> _GOAL_: Keep the pictures out of the copy and print all the entries below exactly.

# # # # # # #

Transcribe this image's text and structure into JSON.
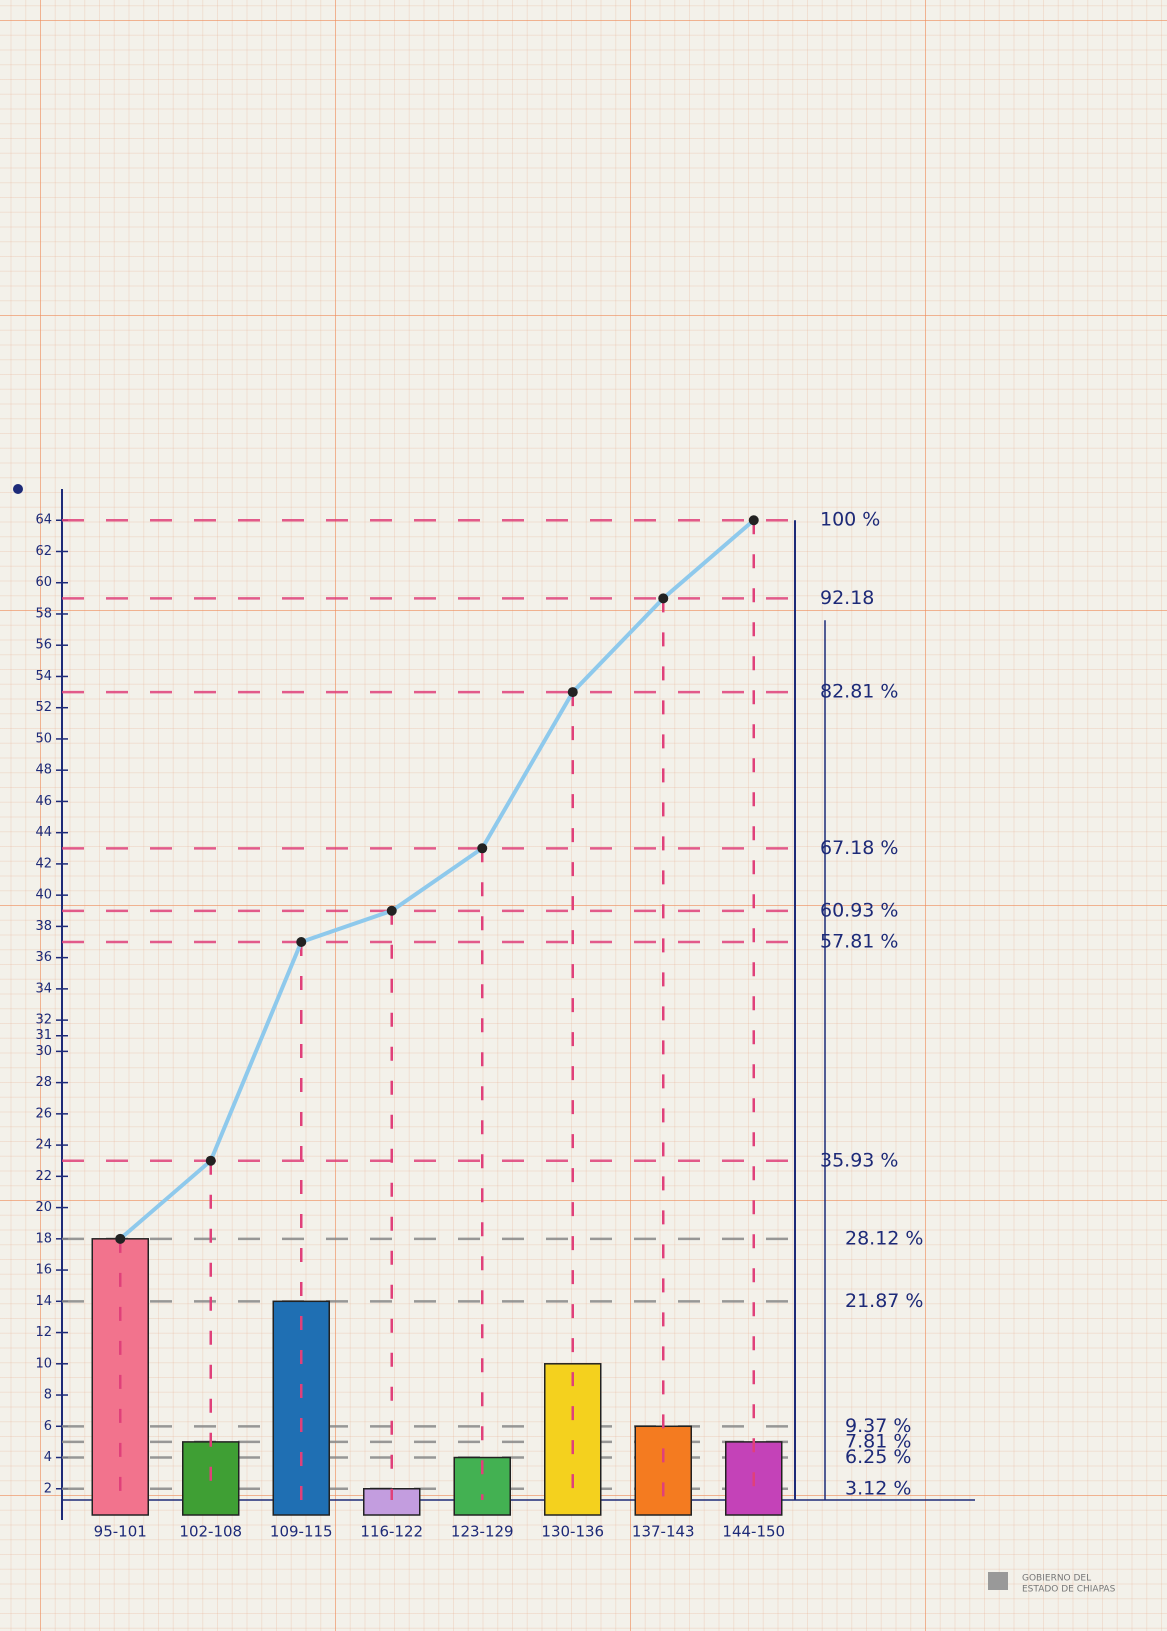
{
  "chart_data": {
    "type": "bar",
    "categories": [
      "95-101",
      "102-108",
      "109-115",
      "116-122",
      "123-129",
      "130-136",
      "137-143",
      "144-150"
    ],
    "values": [
      18,
      5,
      14,
      2,
      4,
      10,
      6,
      5
    ],
    "colors": [
      "#f2738d",
      "#3f9f34",
      "#1f6fb3",
      "#c39ddf",
      "#43b152",
      "#f4d11e",
      "#f47b20",
      "#c442b8"
    ],
    "line": {
      "values": [
        18,
        23,
        37,
        39,
        43,
        53,
        59,
        64
      ],
      "color": "#8ec9ec"
    },
    "ylim": [
      0,
      66
    ],
    "yticks": [
      2,
      4,
      6,
      8,
      10,
      12,
      14,
      16,
      18,
      20,
      22,
      24,
      26,
      28,
      30,
      31,
      32,
      34,
      36,
      38,
      40,
      42,
      44,
      46,
      48,
      50,
      52,
      54,
      56,
      58,
      60,
      62,
      64
    ],
    "y2lim": [
      0,
      103.125
    ],
    "y2ticks": [
      {
        "value": 100,
        "label": "100 %"
      },
      92.18,
      {
        "value": 82.81,
        "label": "82.81 %"
      },
      {
        "value": 67.18,
        "label": "67.18 %"
      },
      {
        "value": 60.93,
        "label": "60.93 %"
      },
      {
        "value": 57.81,
        "label": "57.81 %"
      },
      {
        "value": 35.93,
        "label": "35.93 %"
      },
      {
        "value": 28.12,
        "label": "28.12 %"
      },
      {
        "value": 21.87,
        "label": "21.87 %"
      },
      {
        "value": 9.37,
        "label": "9.37 %"
      },
      {
        "value": 7.81,
        "label": "7.81 %"
      },
      {
        "value": 6.25,
        "label": "6.25 %"
      },
      {
        "value": 3.12,
        "label": "3.12 %"
      }
    ],
    "footer_lines": [
      "GOBIERNO DEL",
      "ESTADO DE CHIAPAS"
    ]
  }
}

# # # # # # #

> _WORKED SOLUTION_:
Transcribe this image's text and structure into JSON.
{
  "chart_data": {
    "type": "bar",
    "categories": [
      "95-101",
      "102-108",
      "109-115",
      "116-122",
      "123-129",
      "130-136",
      "137-143",
      "144-150"
    ],
    "values": [
      18,
      5,
      14,
      2,
      4,
      10,
      6,
      5
    ],
    "colors": [
      "#f2738d",
      "#3f9f34",
      "#1f6fb3",
      "#c39ddf",
      "#43b152",
      "#f4d11e",
      "#f47b20",
      "#c442b8"
    ],
    "line": {
      "values": [
        18,
        23,
        37,
        39,
        43,
        53,
        59,
        64
      ],
      "color": "#8ec9ec"
    },
    "ylim": [
      0,
      66
    ],
    "yticks": [
      2,
      4,
      6,
      8,
      10,
      12,
      14,
      16,
      18,
      20,
      22,
      24,
      26,
      28,
      30,
      31,
      32,
      34,
      36,
      38,
      40,
      42,
      44,
      46,
      48,
      50,
      52,
      54,
      56,
      58,
      60,
      62,
      64
    ],
    "y2lim": [
      0,
      103.125
    ],
    "y2ticks": [
      {
        "value": 100,
        "label": "100 %"
      },
      92.18,
      {
        "value": 82.81,
        "label": "82.81 %"
      },
      {
        "value": 67.18,
        "label": "67.18 %"
      },
      {
        "value": 60.93,
        "label": "60.93 %"
      },
      {
        "value": 57.81,
        "label": "57.81 %"
      },
      {
        "value": 35.93,
        "label": "35.93 %"
      },
      {
        "value": 28.12,
        "label": "28.12 %"
      },
      {
        "value": 21.87,
        "label": "21.87 %"
      },
      {
        "value": 9.37,
        "label": "9.37 %"
      },
      {
        "value": 7.81,
        "label": "7.81 %"
      },
      {
        "value": 6.25,
        "label": "6.25 %"
      },
      {
        "value": 3.12,
        "label": "3.12 %"
      }
    ],
    "footer_lines": [
      "GOBIERNO DEL",
      "ESTADO DE CHIAPAS"
    ]
  }
}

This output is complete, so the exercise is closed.